The problem
Type out every line below exactly as it reads.

Dataset excerpt:
>> begin

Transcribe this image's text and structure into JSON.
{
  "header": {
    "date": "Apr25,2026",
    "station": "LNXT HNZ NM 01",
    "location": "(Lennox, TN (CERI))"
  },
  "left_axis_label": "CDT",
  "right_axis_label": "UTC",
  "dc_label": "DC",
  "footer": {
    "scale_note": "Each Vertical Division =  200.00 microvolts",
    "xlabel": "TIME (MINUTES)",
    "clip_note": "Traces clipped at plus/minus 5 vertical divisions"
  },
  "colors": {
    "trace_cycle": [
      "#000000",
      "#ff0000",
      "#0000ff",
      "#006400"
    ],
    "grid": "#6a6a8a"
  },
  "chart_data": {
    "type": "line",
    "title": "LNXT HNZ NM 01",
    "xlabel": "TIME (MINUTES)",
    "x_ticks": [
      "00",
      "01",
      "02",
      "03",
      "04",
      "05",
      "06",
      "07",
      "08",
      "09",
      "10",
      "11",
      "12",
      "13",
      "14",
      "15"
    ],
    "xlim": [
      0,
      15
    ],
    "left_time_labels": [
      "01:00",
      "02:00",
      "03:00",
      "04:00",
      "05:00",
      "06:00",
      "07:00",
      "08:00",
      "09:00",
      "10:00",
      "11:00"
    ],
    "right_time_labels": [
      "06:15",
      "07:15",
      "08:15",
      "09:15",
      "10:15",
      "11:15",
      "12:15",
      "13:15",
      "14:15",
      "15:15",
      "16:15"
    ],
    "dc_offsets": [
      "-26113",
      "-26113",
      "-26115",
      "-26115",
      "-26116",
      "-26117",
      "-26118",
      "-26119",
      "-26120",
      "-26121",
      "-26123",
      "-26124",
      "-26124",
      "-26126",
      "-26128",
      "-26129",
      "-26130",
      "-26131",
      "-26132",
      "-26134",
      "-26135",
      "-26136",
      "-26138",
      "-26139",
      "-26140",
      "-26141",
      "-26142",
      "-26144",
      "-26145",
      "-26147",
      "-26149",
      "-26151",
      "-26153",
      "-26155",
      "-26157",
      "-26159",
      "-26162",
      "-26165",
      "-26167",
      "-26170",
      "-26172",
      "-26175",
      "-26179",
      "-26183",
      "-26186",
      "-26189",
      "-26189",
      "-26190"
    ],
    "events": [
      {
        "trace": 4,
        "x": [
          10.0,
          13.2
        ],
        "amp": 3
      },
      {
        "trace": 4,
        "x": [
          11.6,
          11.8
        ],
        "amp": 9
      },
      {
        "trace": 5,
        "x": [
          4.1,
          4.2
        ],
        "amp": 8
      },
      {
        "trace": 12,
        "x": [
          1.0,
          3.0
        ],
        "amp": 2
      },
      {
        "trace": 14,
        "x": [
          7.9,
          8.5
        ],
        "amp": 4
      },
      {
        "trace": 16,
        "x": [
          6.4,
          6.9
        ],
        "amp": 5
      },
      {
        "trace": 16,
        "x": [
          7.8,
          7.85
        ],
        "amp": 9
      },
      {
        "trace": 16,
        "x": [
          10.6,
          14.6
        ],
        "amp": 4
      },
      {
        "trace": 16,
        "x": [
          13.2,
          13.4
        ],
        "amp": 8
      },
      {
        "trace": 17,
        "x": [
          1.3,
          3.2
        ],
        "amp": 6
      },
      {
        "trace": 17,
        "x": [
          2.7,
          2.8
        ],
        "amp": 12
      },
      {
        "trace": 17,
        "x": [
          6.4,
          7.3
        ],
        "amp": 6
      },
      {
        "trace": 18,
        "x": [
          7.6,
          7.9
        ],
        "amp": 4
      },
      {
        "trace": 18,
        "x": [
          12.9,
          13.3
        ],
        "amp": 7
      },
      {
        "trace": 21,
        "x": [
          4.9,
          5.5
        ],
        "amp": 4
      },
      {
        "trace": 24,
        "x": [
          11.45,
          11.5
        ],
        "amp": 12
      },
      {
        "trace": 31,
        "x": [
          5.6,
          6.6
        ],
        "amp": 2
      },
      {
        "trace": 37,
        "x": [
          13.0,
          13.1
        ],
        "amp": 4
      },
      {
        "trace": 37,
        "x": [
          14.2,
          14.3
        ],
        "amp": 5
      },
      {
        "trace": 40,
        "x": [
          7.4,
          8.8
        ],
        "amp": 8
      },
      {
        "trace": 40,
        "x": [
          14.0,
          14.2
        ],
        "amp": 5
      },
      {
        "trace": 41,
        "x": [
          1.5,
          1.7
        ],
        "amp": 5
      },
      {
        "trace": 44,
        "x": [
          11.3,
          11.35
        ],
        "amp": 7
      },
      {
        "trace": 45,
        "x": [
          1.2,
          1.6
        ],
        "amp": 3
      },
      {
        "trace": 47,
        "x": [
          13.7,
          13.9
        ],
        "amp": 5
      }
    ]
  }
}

>> end

Exercise output
Transcribe this image's text and structure into JSON.
{
  "header": {
    "date": "Apr25,2026",
    "station": "LNXT HNZ NM 01",
    "location": "(Lennox, TN (CERI))"
  },
  "left_axis_label": "CDT",
  "right_axis_label": "UTC",
  "dc_label": "DC",
  "footer": {
    "scale_note": "Each Vertical Division =  200.00 microvolts",
    "xlabel": "TIME (MINUTES)",
    "clip_note": "Traces clipped at plus/minus 5 vertical divisions"
  },
  "colors": {
    "trace_cycle": [
      "#000000",
      "#ff0000",
      "#0000ff",
      "#006400"
    ],
    "grid": "#6a6a8a"
  },
  "chart_data": {
    "type": "line",
    "title": "LNXT HNZ NM 01",
    "xlabel": "TIME (MINUTES)",
    "x_ticks": [
      "00",
      "01",
      "02",
      "03",
      "04",
      "05",
      "06",
      "07",
      "08",
      "09",
      "10",
      "11",
      "12",
      "13",
      "14",
      "15"
    ],
    "xlim": [
      0,
      15
    ],
    "left_time_labels": [
      "01:00",
      "02:00",
      "03:00",
      "04:00",
      "05:00",
      "06:00",
      "07:00",
      "08:00",
      "09:00",
      "10:00",
      "11:00"
    ],
    "right_time_labels": [
      "06:15",
      "07:15",
      "08:15",
      "09:15",
      "10:15",
      "11:15",
      "12:15",
      "13:15",
      "14:15",
      "15:15",
      "16:15"
    ],
    "dc_offsets": [
      "-26113",
      "-26113",
      "-26115",
      "-26115",
      "-26116",
      "-26117",
      "-26118",
      "-26119",
      "-26120",
      "-26121",
      "-26123",
      "-26124",
      "-26124",
      "-26126",
      "-26128",
      "-26129",
      "-26130",
      "-26131",
      "-26132",
      "-26134",
      "-26135",
      "-26136",
      "-26138",
      "-26139",
      "-26140",
      "-26141",
      "-26142",
      "-26144",
      "-26145",
      "-26147",
      "-26149",
      "-26151",
      "-26153",
      "-26155",
      "-26157",
      "-26159",
      "-26162",
      "-26165",
      "-26167",
      "-26170",
      "-26172",
      "-26175",
      "-26179",
      "-26183",
      "-26186",
      "-26189",
      "-26189",
      "-26190"
    ],
    "events": [
      {
        "trace": 4,
        "x": [
          10.0,
          13.2
        ],
        "amp": 3
      },
      {
        "trace": 4,
        "x": [
          11.6,
          11.8
        ],
        "amp": 9
      },
      {
        "trace": 5,
        "x": [
          4.1,
          4.2
        ],
        "amp": 8
      },
      {
        "trace": 12,
        "x": [
          1.0,
          3.0
        ],
        "amp": 2
      },
      {
        "trace": 14,
        "x": [
          7.9,
          8.5
        ],
        "amp": 4
      },
      {
        "trace": 16,
        "x": [
          6.4,
          6.9
        ],
        "amp": 5
      },
      {
        "trace": 16,
        "x": [
          7.8,
          7.85
        ],
        "amp": 9
      },
      {
        "trace": 16,
        "x": [
          10.6,
          14.6
        ],
        "amp": 4
      },
      {
        "trace": 16,
        "x": [
          13.2,
          13.4
        ],
        "amp": 8
      },
      {
        "trace": 17,
        "x": [
          1.3,
          3.2
        ],
        "amp": 6
      },
      {
        "trace": 17,
        "x": [
          2.7,
          2.8
        ],
        "amp": 12
      },
      {
        "trace": 17,
        "x": [
          6.4,
          7.3
        ],
        "amp": 6
      },
      {
        "trace": 18,
        "x": [
          7.6,
          7.9
        ],
        "amp": 4
      },
      {
        "trace": 18,
        "x": [
          12.9,
          13.3
        ],
        "amp": 7
      },
      {
        "trace": 21,
        "x": [
          4.9,
          5.5
        ],
        "amp": 4
      },
      {
        "trace": 24,
        "x": [
          11.45,
          11.5
        ],
        "amp": 12
      },
      {
        "trace": 31,
        "x": [
          5.6,
          6.6
        ],
        "amp": 2
      },
      {
        "trace": 37,
        "x": [
          13.0,
          13.1
        ],
        "amp": 4
      },
      {
        "trace": 37,
        "x": [
          14.2,
          14.3
        ],
        "amp": 5
      },
      {
        "trace": 40,
        "x": [
          7.4,
          8.8
        ],
        "amp": 8
      },
      {
        "trace": 40,
        "x": [
          14.0,
          14.2
        ],
        "amp": 5
      },
      {
        "trace": 41,
        "x": [
          1.5,
          1.7
        ],
        "amp": 5
      },
      {
        "trace": 44,
        "x": [
          11.3,
          11.35
        ],
        "amp": 7
      },
      {
        "trace": 45,
        "x": [
          1.2,
          1.6
        ],
        "amp": 3
      },
      {
        "trace": 47,
        "x": [
          13.7,
          13.9
        ],
        "amp": 5
      }
    ]
  }
}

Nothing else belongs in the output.